_Selected passage_:

=-=-=-=-=

[PATCH v4 05/20] KVM: arm64: timers: Allow physical offset without CNTPOFF_EL2

Marc Zyngier maz at kernel.org
Sat Jul 19 05:04:43 PDT 2025


On Wed, 09 Jul 2025 09:12:18 +0100,
Zenghui Yu <yuzenghui at huawei.com> wrote:
> 
> [ Record some interesting bits noticed while testing
>   arch_timer_edge_cases. ]
> 
> On 2023/3/31 1:47, Marc Zyngier wrote:
> > CNTPOFF_EL2 is awesome, but it is mostly vapourware, and no publicly
> > available implementation has it. So for the common mortals, let's
> > implement the emulated version of this thing.
> > 
> > It means trapping accesses to the physical counter and timer, and
> > emulate some of it as necessary.
> > 
> > As for CNTPOFF_EL2, nobody sets the offset yet.
> > 
> > Reviewed-by: Colton Lewis <coltonlewis at google.com>
> > Signed-off-by: Marc Zyngier <maz at kernel.org>
> > ---
> >  arch/arm64/include/asm/sysreg.h    |  2 +
> >  arch/arm64/kvm/arch_timer.c        | 98 +++++++++++++++++++++++-------
> >  arch/arm64/kvm/hyp/nvhe/timer-sr.c | 18 ++++--
> >  arch/arm64/kvm/sys_regs.c          |  9 +++
> >  4 files changed, 98 insertions(+), 29 deletions(-)
> > 
> > diff --git a/arch/arm64/include/asm/sysreg.h b/arch/arm64/include/asm/sysreg.h
> > index 9e3ecba3c4e6..f8da9e1b0c11 100644
> > --- a/arch/arm64/include/asm/sysreg.h
> > +++ b/arch/arm64/include/asm/sysreg.h
> > @@ -388,6 +388,7 @@
> >  
> >  #define SYS_CNTFRQ_EL0			sys_reg(3, 3, 14, 0, 0)
> >  
> > +#define SYS_CNTPCT_EL0			sys_reg(3, 3, 14, 0, 1)
> >  #define SYS_CNTPCTSS_EL0		sys_reg(3, 3, 14, 0, 5)
> >  #define SYS_CNTVCTSS_EL0		sys_reg(3, 3, 14, 0, 6)
> >  
> > @@ -400,6 +401,7 @@
> >  
> >  #define SYS_AARCH32_CNTP_TVAL		sys_reg(0, 0, 14, 2, 0)
> >  #define SYS_AARCH32_CNTP_CTL		sys_reg(0, 0, 14, 2, 1)
> > +#define SYS_AARCH32_CNTPCT		sys_reg(0, 0, 0, 14, 0)

=-=-=-=-=

_Dataset excerpts_:
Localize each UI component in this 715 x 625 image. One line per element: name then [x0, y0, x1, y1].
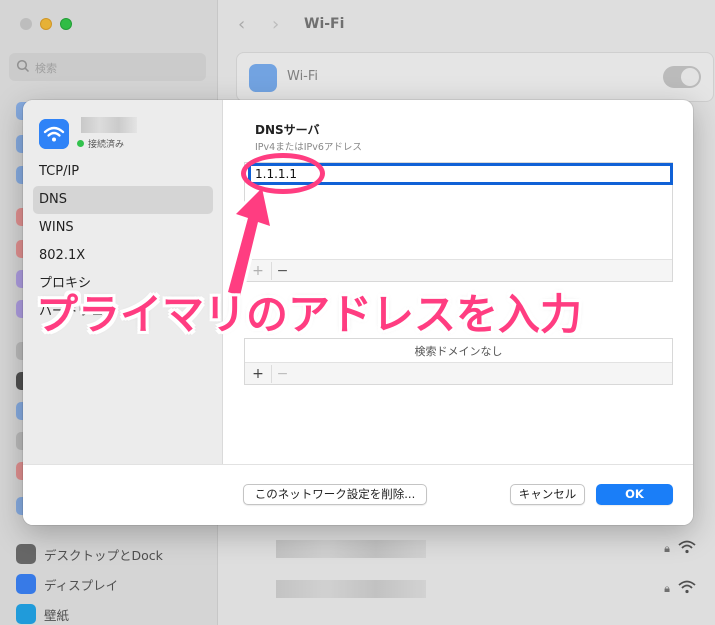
tab-tcpip[interactable]: TCP/IP	[33, 158, 213, 186]
tab-label: TCP/IP	[39, 164, 80, 179]
annotation-caption: プライマリのアドレスを入力	[36, 290, 583, 339]
delete-configuration-button[interactable]: このネットワーク設定を削除...	[243, 484, 427, 505]
connection-status: 接続済み	[77, 137, 124, 150]
dns-servers-title: DNSサーバ	[255, 123, 320, 137]
wifi-icon	[39, 119, 69, 149]
tab-dns[interactable]: DNS	[33, 186, 213, 214]
dns-servers-subtitle: IPv4またはIPv6アドレス	[255, 142, 362, 153]
network-name-blurred	[81, 117, 137, 133]
remove-search-domain-button[interactable]: −	[271, 365, 293, 383]
add-search-domain-button[interactable]: +	[247, 365, 269, 383]
cancel-button[interactable]: キャンセル	[510, 484, 585, 505]
tab-label: DNS	[39, 192, 67, 207]
dns-list-toolbar: + −	[245, 259, 672, 281]
ok-button[interactable]: OK	[596, 484, 673, 505]
tab-wins[interactable]: WINS	[33, 214, 213, 242]
tab-8021x[interactable]: 802.1X	[33, 242, 213, 270]
search-domain-empty-text: 検索ドメインなし	[414, 345, 503, 358]
annotation-highlight-ellipse	[241, 153, 325, 194]
search-domain-toolbar: + −	[245, 362, 672, 384]
add-dns-button[interactable]: +	[247, 262, 269, 280]
tab-label: 802.1X	[39, 248, 86, 263]
status-text: 接続済み	[88, 140, 125, 150]
search-domain-list: 検索ドメインなし + −	[244, 338, 673, 385]
tab-label: WINS	[39, 220, 74, 235]
status-dot-icon	[77, 140, 84, 147]
sheet-footer-left	[23, 464, 223, 525]
remove-dns-button[interactable]: −	[271, 262, 293, 280]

=-=-=-=-=

_Problem description_:
Continue the KVM arm64 timer patch email from its last line.

_Task output_:
> >  #define SYS_AARCH32_CNTP_CVAL		sys_reg(0, 2, 0, 14, 0)
> >  
> >  #define __PMEV_op2(n)			((n) & 0x7)
> > diff --git a/arch/arm64/kvm/arch_timer.c b/arch/arm64/kvm/arch_timer.c
> > index 3118ea0a1b41..bb64a71ae193 100644
> > --- a/arch/arm64/kvm/arch_timer.c
> > +++ b/arch/arm64/kvm/arch_timer.c
> > @@ -458,6 +458,8 @@ static void timer_save_state(struct arch_timer_context *ctx)
> >  		goto out;
> >  
> >  	switch (index) {
> > +		u64 cval;
> > +
> >  	case TIMER_VTIMER:
> >  		timer_set_ctl(ctx, read_sysreg_el0(SYS_CNTV_CTL));
> >  		timer_set_cval(ctx, read_sysreg_el0(SYS_CNTV_CVAL));
> > @@ -485,7 +487,12 @@ static void timer_save_state(struct arch_timer_context *ctx)
> >  		break;
> >  	case TIMER_PTIMER:
> >  		timer_set_ctl(ctx, read_sysreg_el0(SYS_CNTP_CTL));
> > -		timer_set_cval(ctx, read_sysreg_el0(SYS_CNTP_CVAL));
> > +		cval = read_sysreg_el0(SYS_CNTP_CVAL);
> > +
> > +		if (!has_cntpoff())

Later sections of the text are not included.